* [WRITTEN REQUEST] Repeat the lines starting at the one that contains "x-axis-label: <--- X" and ending at the one that contains "Give bounding boxes", with "grid" changed to "gridlines" and nothing else altered.
— start —
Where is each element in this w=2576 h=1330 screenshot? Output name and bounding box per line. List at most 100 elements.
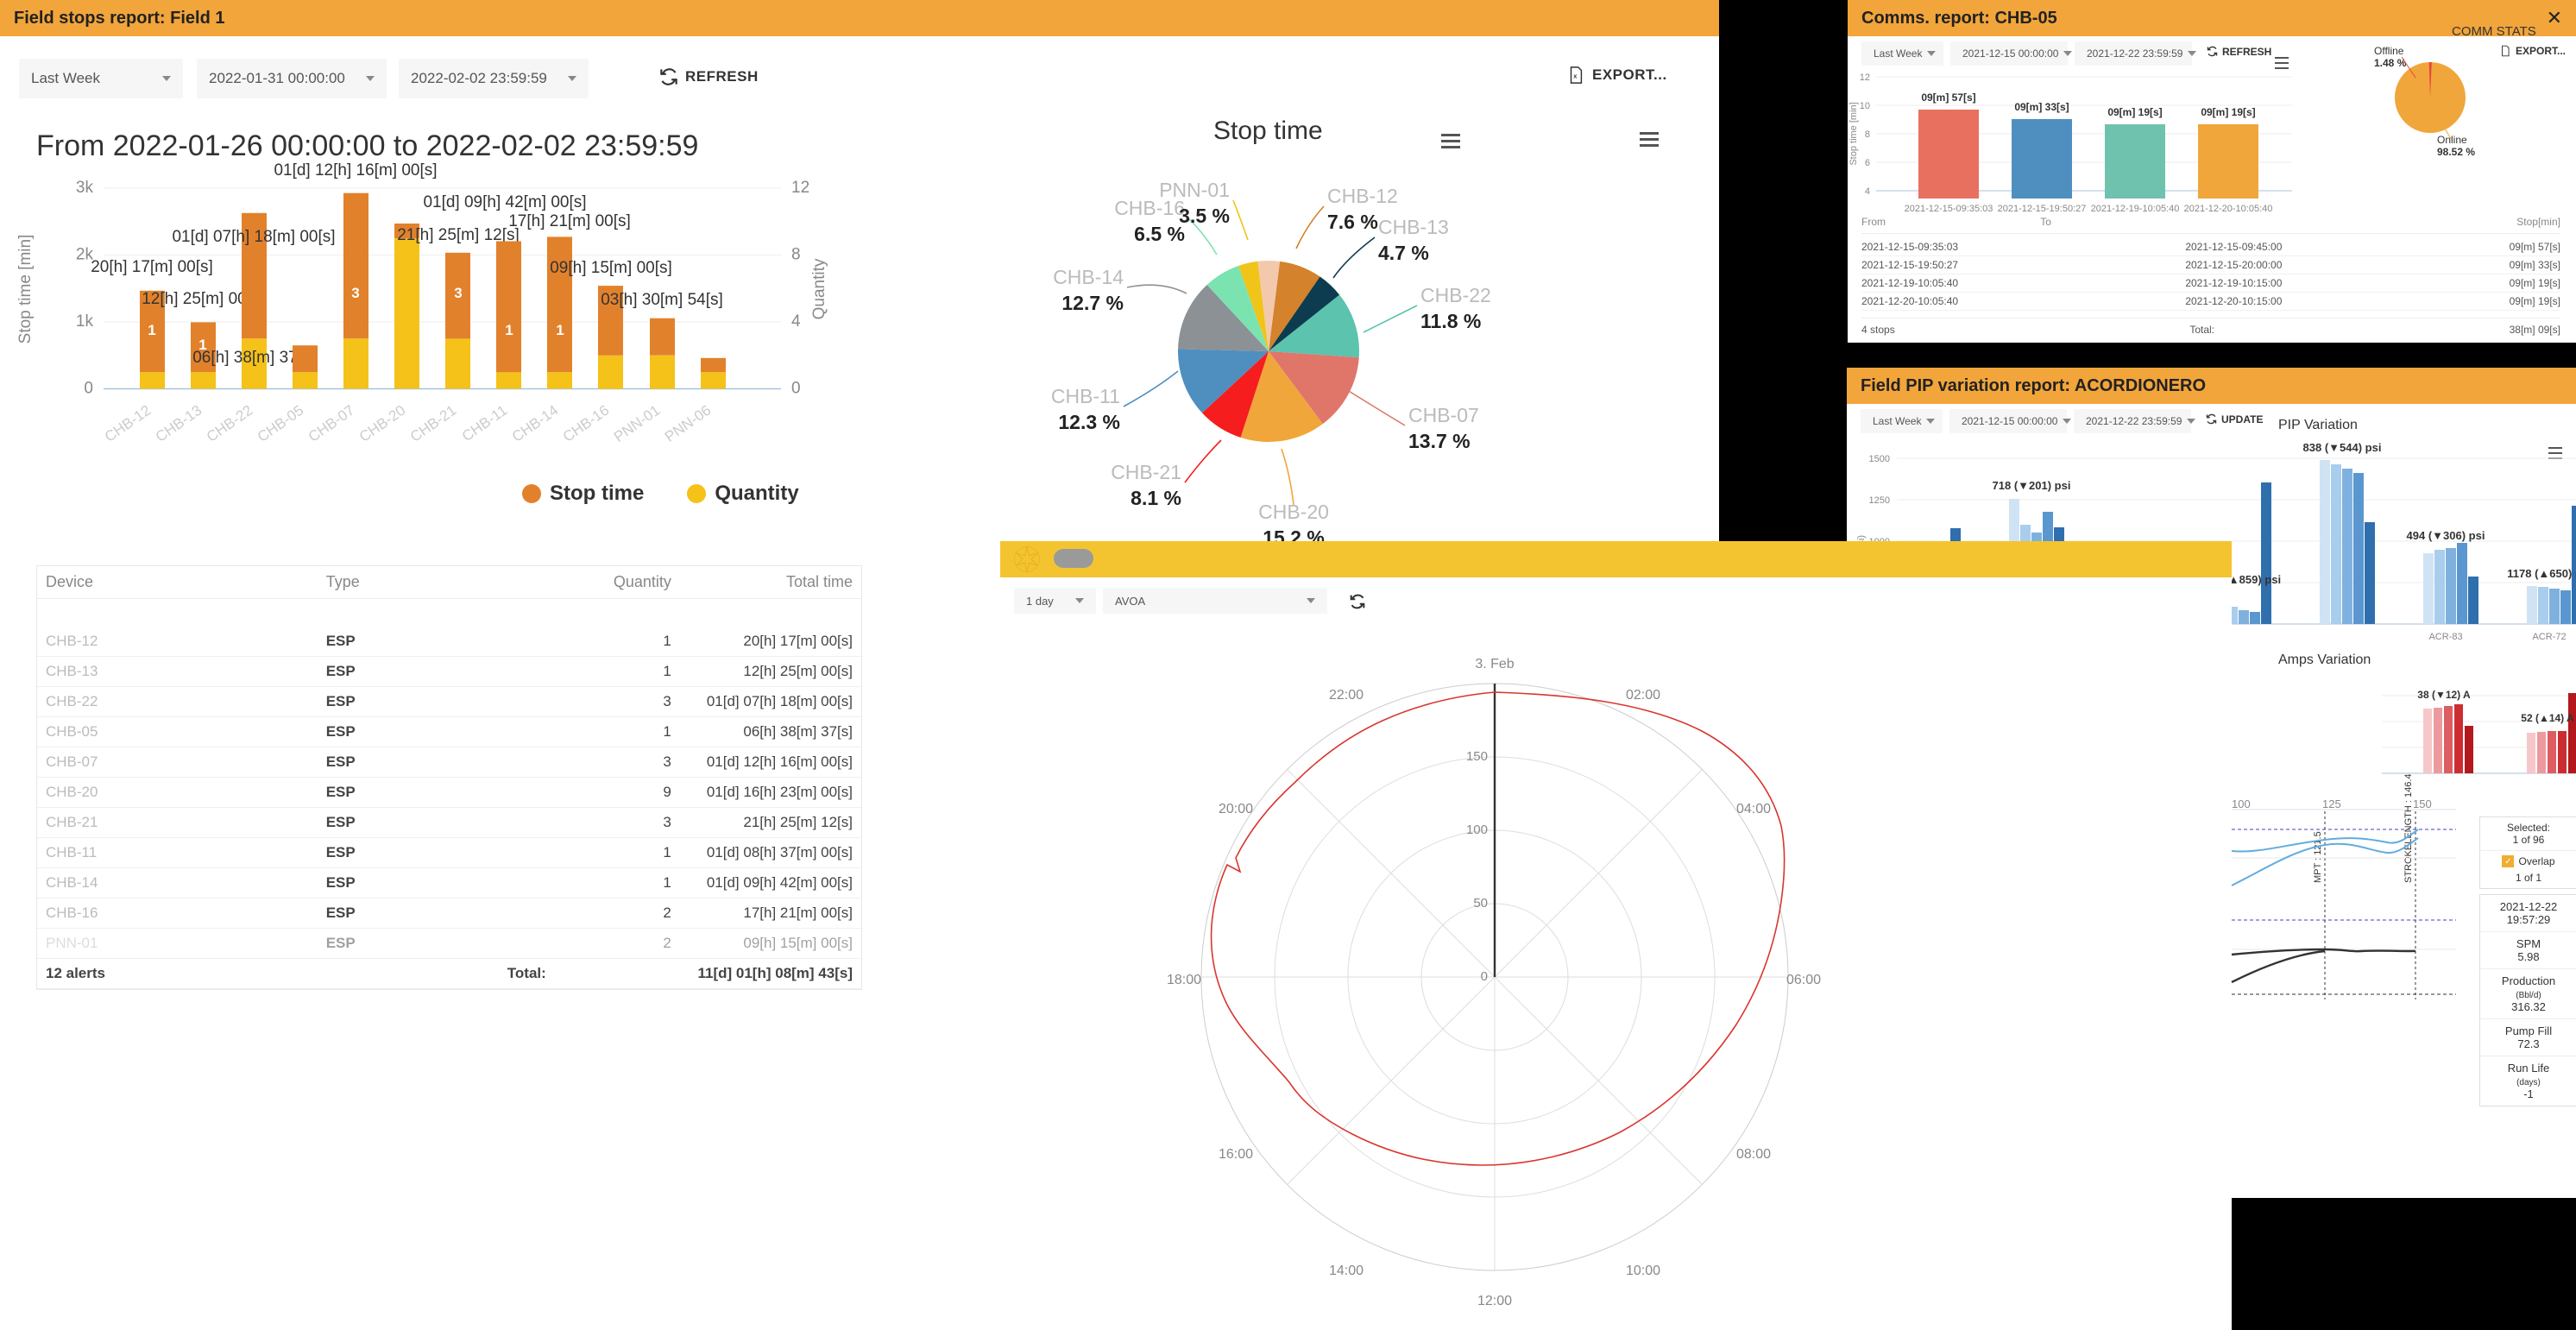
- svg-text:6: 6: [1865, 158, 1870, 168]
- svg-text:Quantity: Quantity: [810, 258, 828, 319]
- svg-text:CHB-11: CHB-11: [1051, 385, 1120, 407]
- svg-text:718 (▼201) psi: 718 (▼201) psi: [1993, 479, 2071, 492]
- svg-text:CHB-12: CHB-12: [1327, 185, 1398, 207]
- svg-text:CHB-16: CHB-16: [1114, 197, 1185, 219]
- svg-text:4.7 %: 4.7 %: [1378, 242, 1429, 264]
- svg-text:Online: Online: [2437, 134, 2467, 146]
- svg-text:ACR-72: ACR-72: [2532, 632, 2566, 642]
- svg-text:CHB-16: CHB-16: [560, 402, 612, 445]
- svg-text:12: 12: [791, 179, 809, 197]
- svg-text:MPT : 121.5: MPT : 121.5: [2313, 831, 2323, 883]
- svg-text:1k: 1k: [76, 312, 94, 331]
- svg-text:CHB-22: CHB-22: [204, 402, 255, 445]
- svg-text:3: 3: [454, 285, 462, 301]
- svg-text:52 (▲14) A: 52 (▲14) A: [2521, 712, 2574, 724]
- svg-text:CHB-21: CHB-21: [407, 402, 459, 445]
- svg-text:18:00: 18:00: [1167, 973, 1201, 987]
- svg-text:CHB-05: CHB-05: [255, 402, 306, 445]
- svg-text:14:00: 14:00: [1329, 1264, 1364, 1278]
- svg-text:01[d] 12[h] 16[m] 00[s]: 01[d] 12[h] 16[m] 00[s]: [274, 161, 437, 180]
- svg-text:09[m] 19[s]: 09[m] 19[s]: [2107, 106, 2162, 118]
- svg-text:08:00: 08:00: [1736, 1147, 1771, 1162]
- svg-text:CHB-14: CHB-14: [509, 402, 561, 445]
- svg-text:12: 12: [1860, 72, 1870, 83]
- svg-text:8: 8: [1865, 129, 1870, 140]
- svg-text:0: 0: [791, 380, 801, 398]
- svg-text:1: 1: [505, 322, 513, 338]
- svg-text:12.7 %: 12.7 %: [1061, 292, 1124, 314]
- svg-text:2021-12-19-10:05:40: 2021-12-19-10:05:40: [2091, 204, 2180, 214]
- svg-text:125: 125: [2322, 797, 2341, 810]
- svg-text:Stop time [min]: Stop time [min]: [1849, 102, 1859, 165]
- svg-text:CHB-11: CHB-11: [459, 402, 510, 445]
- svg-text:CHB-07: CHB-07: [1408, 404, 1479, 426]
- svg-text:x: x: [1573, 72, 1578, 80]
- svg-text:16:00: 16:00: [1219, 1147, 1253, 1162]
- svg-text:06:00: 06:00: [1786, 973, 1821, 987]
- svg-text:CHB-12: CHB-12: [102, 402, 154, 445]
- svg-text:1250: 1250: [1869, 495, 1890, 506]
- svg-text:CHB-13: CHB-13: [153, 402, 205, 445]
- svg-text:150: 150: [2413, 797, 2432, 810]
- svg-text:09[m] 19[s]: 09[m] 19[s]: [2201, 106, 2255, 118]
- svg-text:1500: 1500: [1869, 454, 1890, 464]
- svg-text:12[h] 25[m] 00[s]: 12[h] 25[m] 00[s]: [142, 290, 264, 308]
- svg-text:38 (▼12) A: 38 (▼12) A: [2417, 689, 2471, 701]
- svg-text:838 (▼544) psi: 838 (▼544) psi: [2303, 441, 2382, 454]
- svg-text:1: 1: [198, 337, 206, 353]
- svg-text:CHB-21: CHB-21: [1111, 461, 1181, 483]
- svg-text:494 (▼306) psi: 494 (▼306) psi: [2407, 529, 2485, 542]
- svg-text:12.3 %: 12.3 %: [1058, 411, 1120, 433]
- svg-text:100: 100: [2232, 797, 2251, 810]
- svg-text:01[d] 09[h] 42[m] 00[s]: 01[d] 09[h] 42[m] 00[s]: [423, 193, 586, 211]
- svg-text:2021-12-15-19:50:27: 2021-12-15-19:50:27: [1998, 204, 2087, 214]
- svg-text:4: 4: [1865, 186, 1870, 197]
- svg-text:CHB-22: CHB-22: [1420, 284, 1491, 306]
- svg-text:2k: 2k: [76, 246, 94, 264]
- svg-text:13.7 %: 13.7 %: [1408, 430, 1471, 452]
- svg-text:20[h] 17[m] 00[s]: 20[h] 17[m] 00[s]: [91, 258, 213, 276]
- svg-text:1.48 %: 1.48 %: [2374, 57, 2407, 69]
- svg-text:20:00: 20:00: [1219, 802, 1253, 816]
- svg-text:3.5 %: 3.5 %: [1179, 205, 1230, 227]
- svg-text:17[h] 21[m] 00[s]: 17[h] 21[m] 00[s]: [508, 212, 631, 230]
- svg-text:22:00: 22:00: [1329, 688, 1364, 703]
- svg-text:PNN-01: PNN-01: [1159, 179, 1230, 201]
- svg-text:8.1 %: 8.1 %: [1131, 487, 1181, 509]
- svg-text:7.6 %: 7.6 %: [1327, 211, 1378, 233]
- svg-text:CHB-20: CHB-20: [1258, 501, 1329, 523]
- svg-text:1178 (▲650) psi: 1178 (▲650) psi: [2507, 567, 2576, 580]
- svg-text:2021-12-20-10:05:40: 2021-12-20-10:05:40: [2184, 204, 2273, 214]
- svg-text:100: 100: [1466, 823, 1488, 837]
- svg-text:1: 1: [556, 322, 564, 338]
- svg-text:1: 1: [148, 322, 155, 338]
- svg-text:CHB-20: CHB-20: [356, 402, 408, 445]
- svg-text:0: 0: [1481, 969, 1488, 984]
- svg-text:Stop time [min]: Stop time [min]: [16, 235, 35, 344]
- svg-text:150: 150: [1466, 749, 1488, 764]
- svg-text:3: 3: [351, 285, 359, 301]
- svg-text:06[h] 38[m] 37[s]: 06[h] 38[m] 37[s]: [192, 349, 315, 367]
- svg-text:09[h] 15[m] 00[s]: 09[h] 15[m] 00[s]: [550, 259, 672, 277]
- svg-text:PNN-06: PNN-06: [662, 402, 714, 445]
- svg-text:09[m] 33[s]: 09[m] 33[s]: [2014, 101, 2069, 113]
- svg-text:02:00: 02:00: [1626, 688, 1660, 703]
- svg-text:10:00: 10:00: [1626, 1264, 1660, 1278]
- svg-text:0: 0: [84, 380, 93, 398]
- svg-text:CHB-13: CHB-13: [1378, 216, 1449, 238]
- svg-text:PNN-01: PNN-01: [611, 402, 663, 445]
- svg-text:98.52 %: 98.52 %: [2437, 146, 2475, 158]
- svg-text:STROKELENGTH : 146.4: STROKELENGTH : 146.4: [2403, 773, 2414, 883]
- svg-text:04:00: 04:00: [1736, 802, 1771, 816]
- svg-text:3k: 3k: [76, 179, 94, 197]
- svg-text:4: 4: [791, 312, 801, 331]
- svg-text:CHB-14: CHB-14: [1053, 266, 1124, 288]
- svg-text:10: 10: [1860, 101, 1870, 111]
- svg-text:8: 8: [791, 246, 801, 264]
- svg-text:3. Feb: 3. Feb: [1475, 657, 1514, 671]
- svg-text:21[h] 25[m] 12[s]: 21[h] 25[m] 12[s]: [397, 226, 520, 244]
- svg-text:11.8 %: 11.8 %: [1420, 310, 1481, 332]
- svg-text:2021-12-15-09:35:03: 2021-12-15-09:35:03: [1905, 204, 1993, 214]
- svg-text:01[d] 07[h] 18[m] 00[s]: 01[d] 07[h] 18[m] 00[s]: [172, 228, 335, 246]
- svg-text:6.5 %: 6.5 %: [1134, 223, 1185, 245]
— end —
— start —
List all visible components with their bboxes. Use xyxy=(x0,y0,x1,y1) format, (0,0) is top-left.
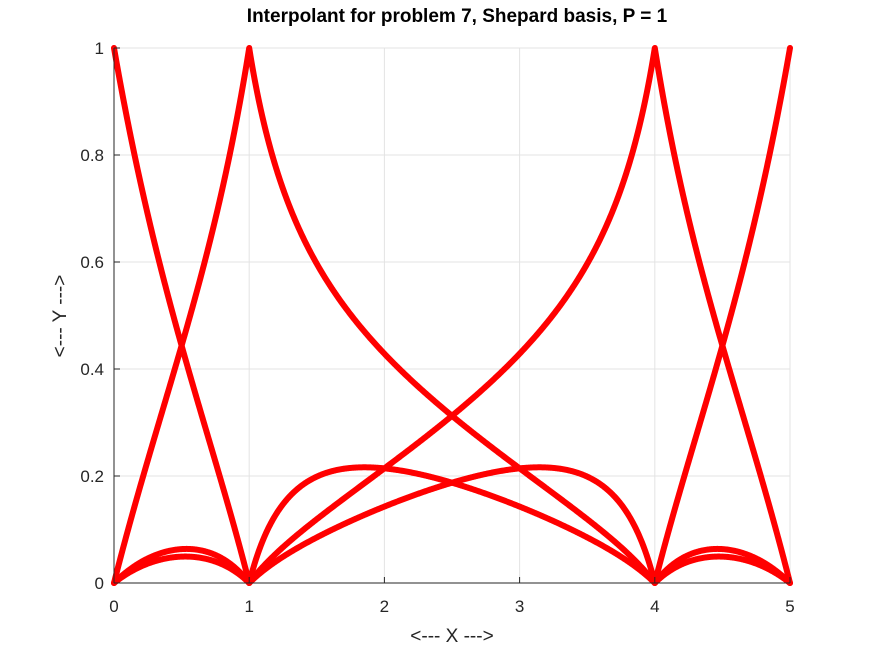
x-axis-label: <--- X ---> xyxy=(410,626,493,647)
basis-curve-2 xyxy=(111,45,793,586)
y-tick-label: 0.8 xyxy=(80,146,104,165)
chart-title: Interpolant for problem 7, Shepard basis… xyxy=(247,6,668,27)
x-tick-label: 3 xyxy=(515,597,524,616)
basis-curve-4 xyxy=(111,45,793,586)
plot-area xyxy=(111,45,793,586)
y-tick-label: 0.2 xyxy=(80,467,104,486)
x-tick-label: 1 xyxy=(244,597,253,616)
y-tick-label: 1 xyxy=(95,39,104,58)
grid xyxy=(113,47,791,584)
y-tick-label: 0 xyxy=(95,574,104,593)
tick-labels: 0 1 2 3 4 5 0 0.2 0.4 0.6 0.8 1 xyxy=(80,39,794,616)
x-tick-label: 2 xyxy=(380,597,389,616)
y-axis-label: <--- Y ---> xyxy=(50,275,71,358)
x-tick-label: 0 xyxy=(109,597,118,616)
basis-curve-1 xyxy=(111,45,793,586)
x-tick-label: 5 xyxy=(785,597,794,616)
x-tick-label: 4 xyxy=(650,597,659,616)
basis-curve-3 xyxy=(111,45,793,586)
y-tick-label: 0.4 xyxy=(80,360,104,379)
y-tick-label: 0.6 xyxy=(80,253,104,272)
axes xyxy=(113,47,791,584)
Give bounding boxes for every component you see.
— end —
* [TASK RESPONSE]
x-axis-label: <--- X ---> xyxy=(410,626,493,647)
basis-curve-2 xyxy=(111,45,793,586)
y-tick-label: 0.8 xyxy=(80,146,104,165)
chart-title: Interpolant for problem 7, Shepard basis… xyxy=(247,6,668,27)
x-tick-label: 3 xyxy=(515,597,524,616)
basis-curve-4 xyxy=(111,45,793,586)
plot-area xyxy=(111,45,793,586)
y-tick-label: 0.2 xyxy=(80,467,104,486)
x-tick-label: 1 xyxy=(244,597,253,616)
y-tick-label: 1 xyxy=(95,39,104,58)
gridlines xyxy=(113,47,791,584)
y-tick-label: 0 xyxy=(95,574,104,593)
tick-labels: 0 1 2 3 4 5 0 0.2 0.4 0.6 0.8 1 xyxy=(80,39,794,616)
x-tick-label: 2 xyxy=(380,597,389,616)
y-axis-label: <--- Y ---> xyxy=(50,275,71,358)
x-tick-label: 0 xyxy=(109,597,118,616)
basis-curve-1 xyxy=(111,45,793,586)
x-tick-label: 5 xyxy=(785,597,794,616)
x-tick-label: 4 xyxy=(650,597,659,616)
basis-curve-3 xyxy=(111,45,793,586)
y-tick-label: 0.4 xyxy=(80,360,104,379)
y-tick-label: 0.6 xyxy=(80,253,104,272)
axes xyxy=(113,47,791,584)
Give bounding boxes for every component you see.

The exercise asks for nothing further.